§ **STORED DATA**:
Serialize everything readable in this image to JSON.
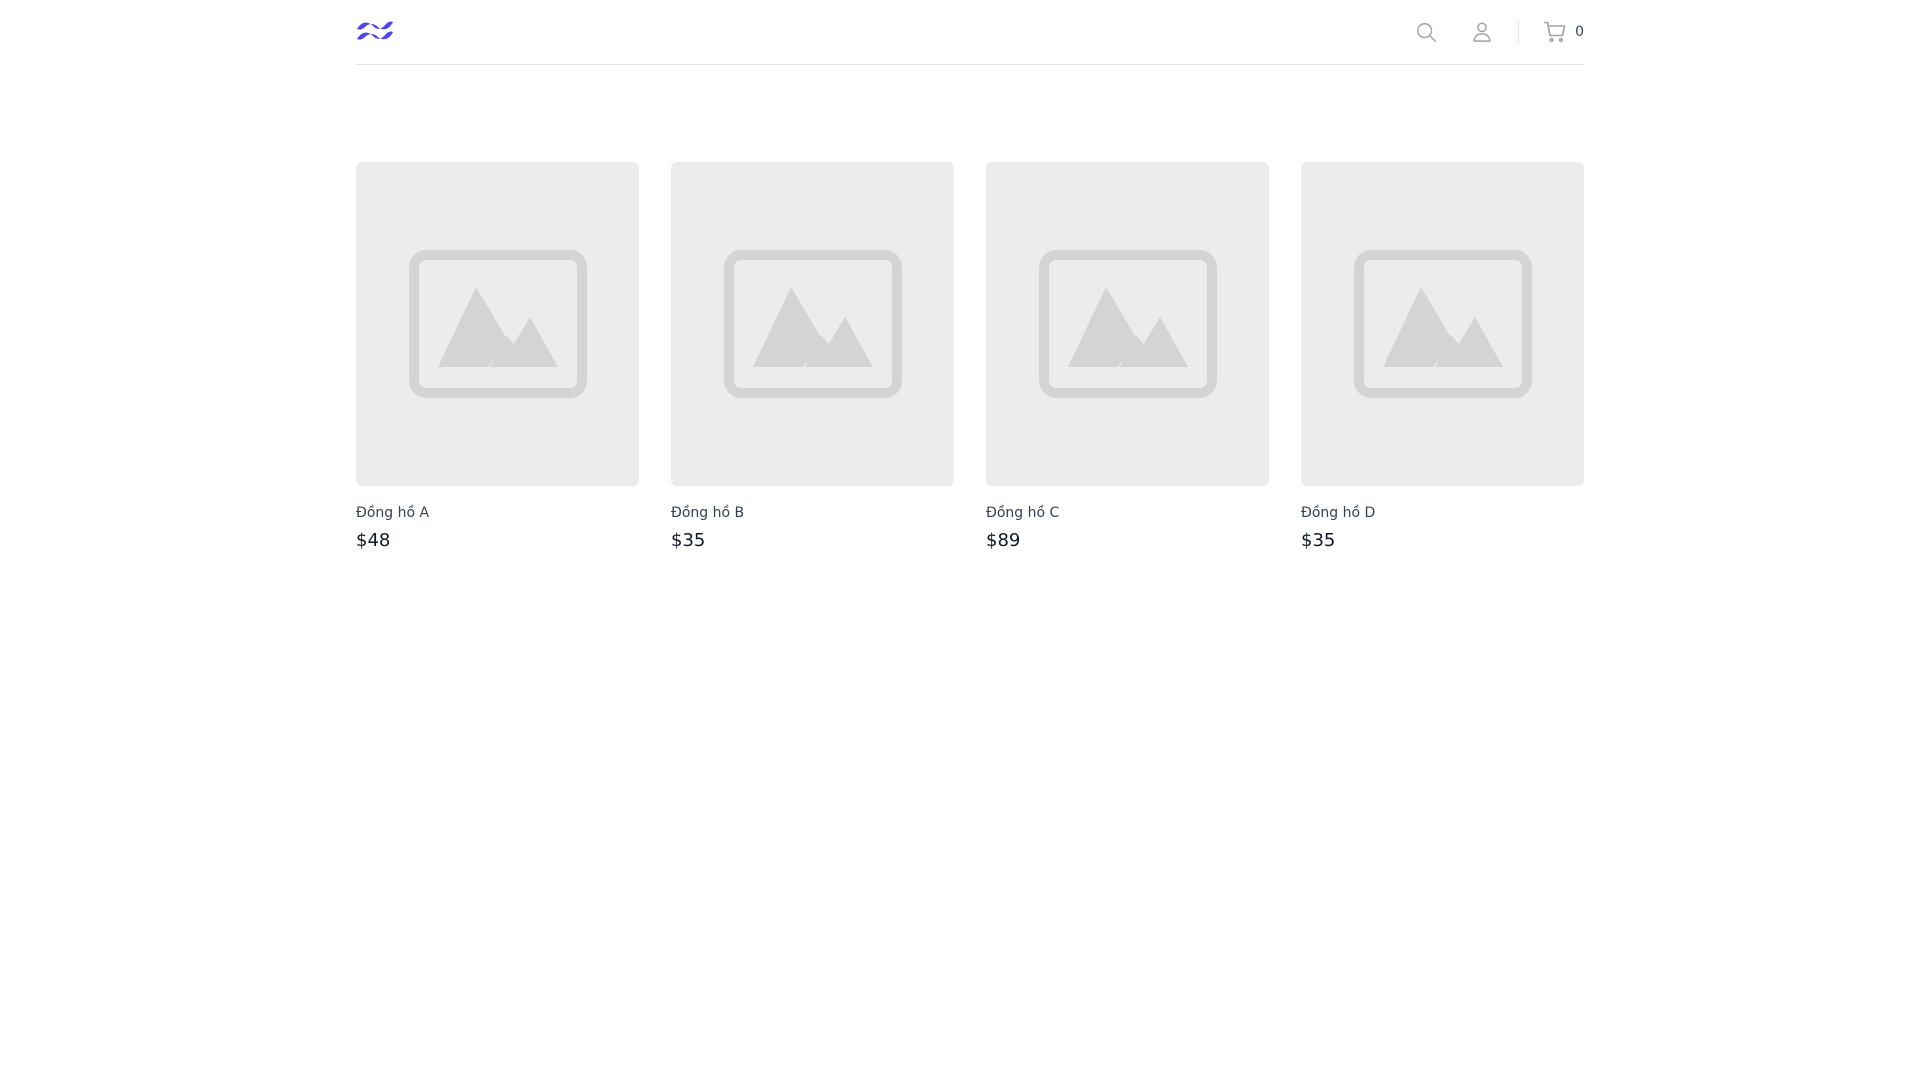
{
  "header": {
    "logo_icon": "tailwind-wave-logo",
    "search_icon": "search-icon",
    "user_icon": "user-icon",
    "cart_icon": "shopping-cart-icon",
    "cart_count": "0",
    "accent_color": "#4f46e5"
  },
  "products": [
    {
      "name": "Đồng hồ A",
      "price": "$48",
      "image_icon": "image-placeholder-icon"
    },
    {
      "name": "Đồng hồ B",
      "price": "$35",
      "image_icon": "image-placeholder-icon"
    },
    {
      "name": "Đồng hồ C",
      "price": "$89",
      "image_icon": "image-placeholder-icon"
    },
    {
      "name": "Đồng hồ D",
      "price": "$35",
      "image_icon": "image-placeholder-icon"
    }
  ]
}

§ **YOUR OBJECTIVE**: Search the preceding listing for "Đồng" and extract every line where it is found.

§ **ANSWER TO THE TASK**:
      "name": "Đồng hồ A",
      "name": "Đồng hồ B",
      "name": "Đồng hồ C",
      "name": "Đồng hồ D",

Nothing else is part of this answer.